[Problem statement] Transcribe all of the material exactly.

[Material provided]
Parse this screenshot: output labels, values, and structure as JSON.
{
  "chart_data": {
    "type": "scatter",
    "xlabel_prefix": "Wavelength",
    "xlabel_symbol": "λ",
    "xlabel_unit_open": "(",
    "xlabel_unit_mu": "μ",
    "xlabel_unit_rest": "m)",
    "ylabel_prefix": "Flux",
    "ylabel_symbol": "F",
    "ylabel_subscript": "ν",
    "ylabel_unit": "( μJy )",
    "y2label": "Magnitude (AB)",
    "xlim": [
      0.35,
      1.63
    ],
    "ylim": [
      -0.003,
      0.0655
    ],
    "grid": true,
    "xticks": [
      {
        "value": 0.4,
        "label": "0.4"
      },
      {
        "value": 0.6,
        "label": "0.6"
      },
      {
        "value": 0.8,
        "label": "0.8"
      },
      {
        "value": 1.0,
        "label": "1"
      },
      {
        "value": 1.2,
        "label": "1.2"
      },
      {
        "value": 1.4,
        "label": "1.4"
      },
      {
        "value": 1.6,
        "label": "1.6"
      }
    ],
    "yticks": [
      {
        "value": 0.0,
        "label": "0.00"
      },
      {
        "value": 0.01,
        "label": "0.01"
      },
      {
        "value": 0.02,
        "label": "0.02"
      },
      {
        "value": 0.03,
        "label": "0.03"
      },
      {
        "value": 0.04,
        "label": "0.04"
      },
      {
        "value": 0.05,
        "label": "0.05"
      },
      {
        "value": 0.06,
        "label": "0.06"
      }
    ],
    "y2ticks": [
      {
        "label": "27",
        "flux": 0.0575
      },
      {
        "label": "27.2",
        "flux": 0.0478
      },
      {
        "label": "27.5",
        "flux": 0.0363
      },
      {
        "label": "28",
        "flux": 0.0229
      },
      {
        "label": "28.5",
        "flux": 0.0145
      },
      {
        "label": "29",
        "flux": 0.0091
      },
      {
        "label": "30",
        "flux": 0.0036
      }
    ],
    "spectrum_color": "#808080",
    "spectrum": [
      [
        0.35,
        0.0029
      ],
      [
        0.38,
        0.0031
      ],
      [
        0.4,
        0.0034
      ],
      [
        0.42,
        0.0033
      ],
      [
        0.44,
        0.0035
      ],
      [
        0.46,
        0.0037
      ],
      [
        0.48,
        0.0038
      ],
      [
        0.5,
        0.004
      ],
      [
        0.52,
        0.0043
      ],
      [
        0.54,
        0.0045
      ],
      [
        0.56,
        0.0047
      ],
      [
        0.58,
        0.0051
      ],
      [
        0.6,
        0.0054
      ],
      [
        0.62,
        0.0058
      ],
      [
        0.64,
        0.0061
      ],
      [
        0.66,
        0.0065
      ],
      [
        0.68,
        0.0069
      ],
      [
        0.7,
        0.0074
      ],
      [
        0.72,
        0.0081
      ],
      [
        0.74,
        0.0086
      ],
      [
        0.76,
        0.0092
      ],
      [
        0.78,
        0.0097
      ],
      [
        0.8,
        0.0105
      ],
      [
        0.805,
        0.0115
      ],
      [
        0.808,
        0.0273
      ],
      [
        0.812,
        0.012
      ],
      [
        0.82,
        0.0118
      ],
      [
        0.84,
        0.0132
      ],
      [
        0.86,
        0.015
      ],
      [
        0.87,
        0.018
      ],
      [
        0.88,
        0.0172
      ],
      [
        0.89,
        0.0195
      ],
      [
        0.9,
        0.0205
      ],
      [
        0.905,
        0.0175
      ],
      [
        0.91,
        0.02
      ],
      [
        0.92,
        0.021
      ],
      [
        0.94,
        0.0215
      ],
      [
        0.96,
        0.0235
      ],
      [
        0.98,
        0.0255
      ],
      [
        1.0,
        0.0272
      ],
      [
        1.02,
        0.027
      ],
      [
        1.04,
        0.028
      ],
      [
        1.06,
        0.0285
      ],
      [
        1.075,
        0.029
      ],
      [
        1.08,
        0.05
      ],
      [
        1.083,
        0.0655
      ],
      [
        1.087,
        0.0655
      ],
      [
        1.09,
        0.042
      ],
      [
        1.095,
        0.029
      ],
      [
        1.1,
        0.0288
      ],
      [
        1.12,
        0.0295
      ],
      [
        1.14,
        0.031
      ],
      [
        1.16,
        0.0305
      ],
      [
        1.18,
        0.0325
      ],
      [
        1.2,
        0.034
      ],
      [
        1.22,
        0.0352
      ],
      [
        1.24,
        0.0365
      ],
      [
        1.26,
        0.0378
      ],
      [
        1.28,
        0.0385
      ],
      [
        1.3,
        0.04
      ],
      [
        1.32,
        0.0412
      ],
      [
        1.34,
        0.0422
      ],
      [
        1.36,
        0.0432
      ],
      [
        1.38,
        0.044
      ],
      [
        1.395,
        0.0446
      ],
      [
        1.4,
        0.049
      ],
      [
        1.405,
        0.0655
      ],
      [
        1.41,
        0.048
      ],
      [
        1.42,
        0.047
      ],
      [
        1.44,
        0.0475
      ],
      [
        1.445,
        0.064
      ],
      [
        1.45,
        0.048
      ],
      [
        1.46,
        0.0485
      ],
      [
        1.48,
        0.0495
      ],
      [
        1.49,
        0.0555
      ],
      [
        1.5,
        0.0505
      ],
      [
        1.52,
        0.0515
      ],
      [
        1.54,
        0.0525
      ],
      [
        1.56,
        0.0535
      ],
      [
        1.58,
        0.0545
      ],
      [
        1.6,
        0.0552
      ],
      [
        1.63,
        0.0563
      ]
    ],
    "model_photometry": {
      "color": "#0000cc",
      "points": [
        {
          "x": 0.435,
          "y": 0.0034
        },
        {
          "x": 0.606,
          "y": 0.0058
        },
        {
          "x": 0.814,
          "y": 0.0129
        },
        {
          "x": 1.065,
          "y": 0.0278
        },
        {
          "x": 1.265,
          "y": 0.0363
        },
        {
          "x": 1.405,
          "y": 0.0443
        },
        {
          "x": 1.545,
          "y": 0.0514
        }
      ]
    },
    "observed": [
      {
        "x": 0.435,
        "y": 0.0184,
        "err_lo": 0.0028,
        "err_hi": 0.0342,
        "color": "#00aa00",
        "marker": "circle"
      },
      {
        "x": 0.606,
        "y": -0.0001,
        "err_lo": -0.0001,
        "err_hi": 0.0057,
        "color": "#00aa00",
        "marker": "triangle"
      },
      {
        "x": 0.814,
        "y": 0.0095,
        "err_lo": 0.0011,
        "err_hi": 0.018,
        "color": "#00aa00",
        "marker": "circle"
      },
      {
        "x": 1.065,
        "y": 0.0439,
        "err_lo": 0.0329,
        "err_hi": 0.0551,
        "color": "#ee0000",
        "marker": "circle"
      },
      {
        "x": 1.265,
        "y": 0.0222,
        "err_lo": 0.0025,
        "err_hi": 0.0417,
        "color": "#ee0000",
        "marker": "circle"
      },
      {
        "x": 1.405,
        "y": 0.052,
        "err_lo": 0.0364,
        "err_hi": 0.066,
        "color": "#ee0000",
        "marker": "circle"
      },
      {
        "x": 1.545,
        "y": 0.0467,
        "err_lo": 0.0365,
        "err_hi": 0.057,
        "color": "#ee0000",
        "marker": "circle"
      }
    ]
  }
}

[Response]
Parse this screenshot: output labels, values, and structure as JSON.
{
  "chart_data": {
    "type": "scatter",
    "xlabel_prefix": "Wavelength",
    "xlabel_symbol": "λ",
    "xlabel_unit_open": "(",
    "xlabel_unit_mu": "μ",
    "xlabel_unit_rest": "m)",
    "ylabel_prefix": "Flux",
    "ylabel_symbol": "F",
    "ylabel_subscript": "ν",
    "ylabel_unit": "( μJy )",
    "y2label": "Magnitude (AB)",
    "xlim": [
      0.35,
      1.63
    ],
    "ylim": [
      -0.003,
      0.0655
    ],
    "grid": true,
    "xticks": [
      {
        "value": 0.4,
        "label": "0.4"
      },
      {
        "value": 0.6,
        "label": "0.6"
      },
      {
        "value": 0.8,
        "label": "0.8"
      },
      {
        "value": 1.0,
        "label": "1"
      },
      {
        "value": 1.2,
        "label": "1.2"
      },
      {
        "value": 1.4,
        "label": "1.4"
      },
      {
        "value": 1.6,
        "label": "1.6"
      }
    ],
    "yticks": [
      {
        "value": 0.0,
        "label": "0.00"
      },
      {
        "value": 0.01,
        "label": "0.01"
      },
      {
        "value": 0.02,
        "label": "0.02"
      },
      {
        "value": 0.03,
        "label": "0.03"
      },
      {
        "value": 0.04,
        "label": "0.04"
      },
      {
        "value": 0.05,
        "label": "0.05"
      },
      {
        "value": 0.06,
        "label": "0.06"
      }
    ],
    "y2ticks": [
      {
        "label": "27",
        "flux": 0.0575
      },
      {
        "label": "27.2",
        "flux": 0.0478
      },
      {
        "label": "27.5",
        "flux": 0.0363
      },
      {
        "label": "28",
        "flux": 0.0229
      },
      {
        "label": "28.5",
        "flux": 0.0145
      },
      {
        "label": "29",
        "flux": 0.0091
      },
      {
        "label": "30",
        "flux": 0.0036
      }
    ],
    "spectrum_color": "#808080",
    "spectrum": [
      [
        0.35,
        0.0029
      ],
      [
        0.38,
        0.0031
      ],
      [
        0.4,
        0.0034
      ],
      [
        0.42,
        0.0033
      ],
      [
        0.44,
        0.0035
      ],
      [
        0.46,
        0.0037
      ],
      [
        0.48,
        0.0038
      ],
      [
        0.5,
        0.004
      ],
      [
        0.52,
        0.0043
      ],
      [
        0.54,
        0.0045
      ],
      [
        0.56,
        0.0047
      ],
      [
        0.58,
        0.0051
      ],
      [
        0.6,
        0.0054
      ],
      [
        0.62,
        0.0058
      ],
      [
        0.64,
        0.0061
      ],
      [
        0.66,
        0.0065
      ],
      [
        0.68,
        0.0069
      ],
      [
        0.7,
        0.0074
      ],
      [
        0.72,
        0.0081
      ],
      [
        0.74,
        0.0086
      ],
      [
        0.76,
        0.0092
      ],
      [
        0.78,
        0.0097
      ],
      [
        0.8,
        0.0105
      ],
      [
        0.805,
        0.0115
      ],
      [
        0.808,
        0.0273
      ],
      [
        0.812,
        0.012
      ],
      [
        0.82,
        0.0118
      ],
      [
        0.84,
        0.0132
      ],
      [
        0.86,
        0.015
      ],
      [
        0.87,
        0.018
      ],
      [
        0.88,
        0.0172
      ],
      [
        0.89,
        0.0195
      ],
      [
        0.9,
        0.0205
      ],
      [
        0.905,
        0.0175
      ],
      [
        0.91,
        0.02
      ],
      [
        0.92,
        0.021
      ],
      [
        0.94,
        0.0215
      ],
      [
        0.96,
        0.0235
      ],
      [
        0.98,
        0.0255
      ],
      [
        1.0,
        0.0272
      ],
      [
        1.02,
        0.027
      ],
      [
        1.04,
        0.028
      ],
      [
        1.06,
        0.0285
      ],
      [
        1.075,
        0.029
      ],
      [
        1.08,
        0.05
      ],
      [
        1.083,
        0.0655
      ],
      [
        1.087,
        0.0655
      ],
      [
        1.09,
        0.042
      ],
      [
        1.095,
        0.029
      ],
      [
        1.1,
        0.0288
      ],
      [
        1.12,
        0.0295
      ],
      [
        1.14,
        0.031
      ],
      [
        1.16,
        0.0305
      ],
      [
        1.18,
        0.0325
      ],
      [
        1.2,
        0.034
      ],
      [
        1.22,
        0.0352
      ],
      [
        1.24,
        0.0365
      ],
      [
        1.26,
        0.0378
      ],
      [
        1.28,
        0.0385
      ],
      [
        1.3,
        0.04
      ],
      [
        1.32,
        0.0412
      ],
      [
        1.34,
        0.0422
      ],
      [
        1.36,
        0.0432
      ],
      [
        1.38,
        0.044
      ],
      [
        1.395,
        0.0446
      ],
      [
        1.4,
        0.049
      ],
      [
        1.405,
        0.0655
      ],
      [
        1.41,
        0.048
      ],
      [
        1.42,
        0.047
      ],
      [
        1.44,
        0.0475
      ],
      [
        1.445,
        0.064
      ],
      [
        1.45,
        0.048
      ],
      [
        1.46,
        0.0485
      ],
      [
        1.48,
        0.0495
      ],
      [
        1.49,
        0.0555
      ],
      [
        1.5,
        0.0505
      ],
      [
        1.52,
        0.0515
      ],
      [
        1.54,
        0.0525
      ],
      [
        1.56,
        0.0535
      ],
      [
        1.58,
        0.0545
      ],
      [
        1.6,
        0.0552
      ],
      [
        1.63,
        0.0563
      ]
    ],
    "model_photometry": {
      "color": "#0000cc",
      "points": [
        {
          "x": 0.435,
          "y": 0.0034
        },
        {
          "x": 0.606,
          "y": 0.0058
        },
        {
          "x": 0.814,
          "y": 0.0129
        },
        {
          "x": 1.065,
          "y": 0.0278
        },
        {
          "x": 1.265,
          "y": 0.0363
        },
        {
          "x": 1.405,
          "y": 0.0443
        },
        {
          "x": 1.545,
          "y": 0.0514
        }
      ]
    },
    "observed": [
      {
        "x": 0.435,
        "y": 0.0184,
        "err_lo": 0.0028,
        "err_hi": 0.0342,
        "color": "#00aa00",
        "marker": "circle"
      },
      {
        "x": 0.606,
        "y": -0.0001,
        "err_lo": -0.0001,
        "err_hi": 0.0057,
        "color": "#00aa00",
        "marker": "triangle"
      },
      {
        "x": 0.814,
        "y": 0.0095,
        "err_lo": 0.0011,
        "err_hi": 0.018,
        "color": "#00aa00",
        "marker": "circle"
      },
      {
        "x": 1.065,
        "y": 0.0439,
        "err_lo": 0.0329,
        "err_hi": 0.0551,
        "color": "#ee0000",
        "marker": "circle"
      },
      {
        "x": 1.265,
        "y": 0.0222,
        "err_lo": 0.0025,
        "err_hi": 0.0417,
        "color": "#ee0000",
        "marker": "circle"
      },
      {
        "x": 1.405,
        "y": 0.052,
        "err_lo": 0.0364,
        "err_hi": 0.066,
        "color": "#ee0000",
        "marker": "circle"
      },
      {
        "x": 1.545,
        "y": 0.0467,
        "err_lo": 0.0365,
        "err_hi": 0.057,
        "color": "#ee0000",
        "marker": "circle"
      }
    ]
  }
}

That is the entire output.